Selected excerpt ▸
***
Monday, November 25, 2024

Is Your Conceptual Model Logically Sound?

Introduction

In the last few posts, I've been talking about flaws in your conceptual model that can make your model run slowly (i.e., it is an inefficient use of your time). Making poor choices about landscape themes can blow up the size of your model dramatically and make it nigh on impossible to properly do QA (or even figure out what is happening).

However, it is also possible to have a reasonable implementation of a flawed conceptual model. This is a model that, while semantically and syntactically correct, doesn't pass the smell test for how the real world works. For this exercise, I'm going to present snippets from real client models that illustrate both kinds of problems, without disclosing where they came from.

Exhibit 1 - 9 Theme Model


Exponential Growth in Columns


Almost 12 GB of RAM required

We see by the exponential growth in the number of columns by planning period, that there's something undesirable going on. For a model with only 9 themes and 20 planning periods, that is a very large number of columns that requires a lot of computer memory (almost 12 GB). Where to start?

Landscape Woes

The model identifies harvest settings, which makes this essentially a stand-based model. They used _INDEXing in the LANDSCAPE section to associate net area, and harvest method proportions to each unit, rather than using themes and the AREAS section. 

1431 _INDEX(yOpArea=56.0,yGroundProp=0.00,yLineProp=1.00,yHeliProp=0.00)
1433 _INDEX(yOpArea=96.9,yGroundProp=0.00,yLineProp=0.28,yHeliProp=0.72)
1434 _INDEX(yOpArea=62.3,yGroundProp=0.05,yLineProp=0.33,yHeliProp=0.62)

I dislike this approach because you cram too much information into a single attribute (stand ID), and so when you want to identify sub-groups, you need a bunch of *AGGREGATE definitions. This just makes things unwieldy.

*AGGREGATE ag1 ; Primary management base
*AGGREGATE ag2 ; Secondary management base
*AGGREGATE agNoSBI
*AGGREGATE agSBI

Worse, as we see above, there are clearly two distinct divisions in the land base: primary versus secondary, and the presence or absence of SBI data. This could have been much more efficiently handled as two themes with 2 attributes each:

*THEME Landbase
  P Primary
  S Secondary
*THEME SBI data
  Y SBI available
  N SBI not available

There is another theme that apparently is used to assign a scenario name to every development type (DevType) in the model using action aTH7. Woodstock already has a scenario management system, so the utility of this "feature" eludes me. However, it adds unnecessary decision variables to an already large LP matrix because everything needs to be relabeled from NA to something else. If it isn't a real decision, it shouldn't be modeled as an action.

Name That Theme!
***
Entries provided ▸
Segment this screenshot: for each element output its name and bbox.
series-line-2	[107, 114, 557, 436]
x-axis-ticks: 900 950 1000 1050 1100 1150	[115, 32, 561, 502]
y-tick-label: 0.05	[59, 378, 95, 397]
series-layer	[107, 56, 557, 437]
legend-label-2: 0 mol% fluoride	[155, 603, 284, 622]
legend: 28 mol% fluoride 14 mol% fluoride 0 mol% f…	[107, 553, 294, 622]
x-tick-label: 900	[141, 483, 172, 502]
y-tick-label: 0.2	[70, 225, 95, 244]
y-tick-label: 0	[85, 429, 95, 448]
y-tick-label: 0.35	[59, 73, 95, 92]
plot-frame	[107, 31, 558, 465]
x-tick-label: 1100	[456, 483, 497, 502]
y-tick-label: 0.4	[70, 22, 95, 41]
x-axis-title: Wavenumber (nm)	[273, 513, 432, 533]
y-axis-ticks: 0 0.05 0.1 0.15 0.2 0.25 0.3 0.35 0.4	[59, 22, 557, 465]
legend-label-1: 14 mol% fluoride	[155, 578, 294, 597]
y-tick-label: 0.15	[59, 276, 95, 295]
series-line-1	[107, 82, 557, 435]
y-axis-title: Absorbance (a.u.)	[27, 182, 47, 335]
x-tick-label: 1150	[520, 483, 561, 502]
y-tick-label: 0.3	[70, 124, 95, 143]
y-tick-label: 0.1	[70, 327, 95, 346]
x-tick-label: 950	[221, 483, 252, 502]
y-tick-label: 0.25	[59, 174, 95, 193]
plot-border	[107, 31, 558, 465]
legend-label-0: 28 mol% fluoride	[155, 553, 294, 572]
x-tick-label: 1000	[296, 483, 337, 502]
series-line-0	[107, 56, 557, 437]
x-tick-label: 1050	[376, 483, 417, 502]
***
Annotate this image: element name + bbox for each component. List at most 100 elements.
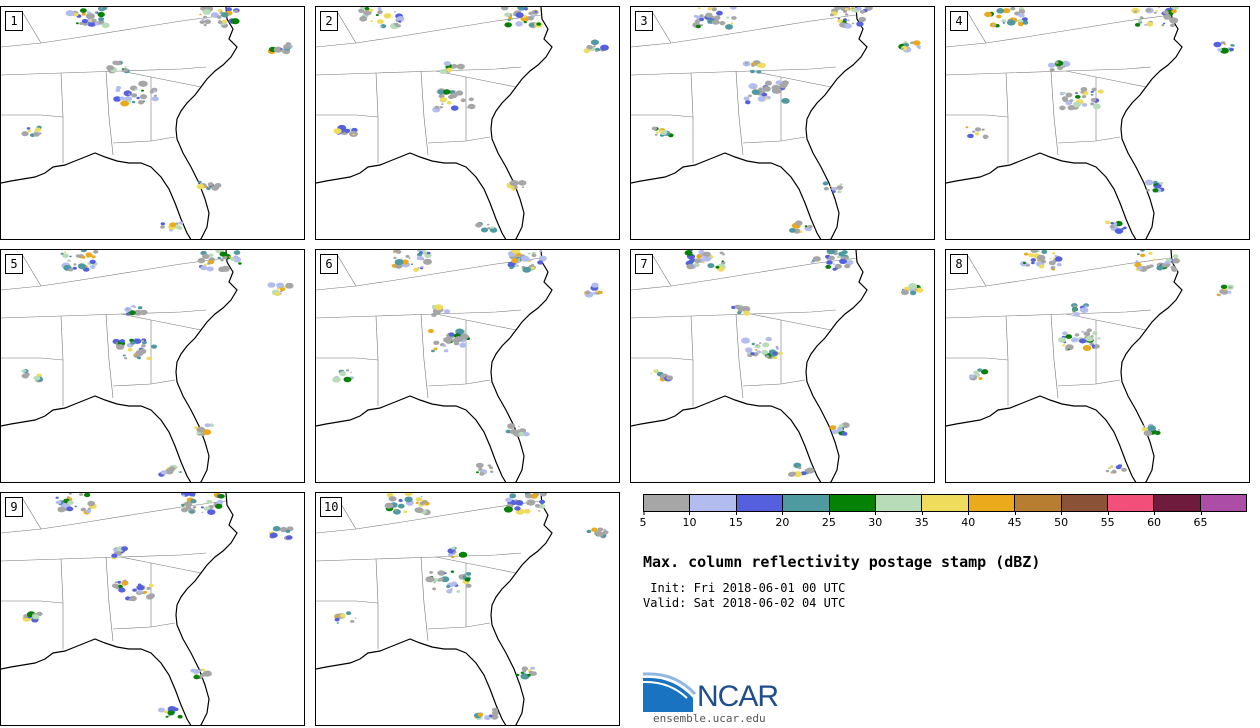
***
Stated task 1 ▸
Answer each question from the blog post on conceptual model soundness, one line per answer, marked (a), (b), (c).
(a) How many themes and planning periods does the Exhibit 1 model have?
(b) About how much RAM does that model require?
(c) Which action assigns a scenario name to every development type?
Stated task 2 ▸ List every *AGGREGATE name defined in the blog post on conceptual model soundness.
Stated task 3 ▸ Carry the blog post on conceptual model soundness forward from its final heading, "Name That Theme!"

Written reply 1 ▸
(a) 9 themes and 20 planning periods
(b) Almost 12 GB
(c) aTH7

Written reply 2 ▸
ag1
ag2
agNoSBI
agSBI

Written reply 3 ▸
When I train new analysts, I like to emphasize the idea that landscape themes should be pure, encapsulating only a single type of data, such as stand status vs rotation vs stand origin vs stocking vs planting stock. Unfortunately, the modeler did the complete opposite here, concatenating 5 different kinds of data into a single code:

NA Unknown or as initialized for all existing forest
CC Clearcut      
OR Overstory Removal
CT Commercial Thin
ST Seed tree cut
SW Shelterwood
SL Selection Cut                 
NA Natural
NP Natural with PCT    
PL Planted
PP Planted with PCT      
TP Tube Plant (nonstocked)                              
RP Regular Plant (nonstocked)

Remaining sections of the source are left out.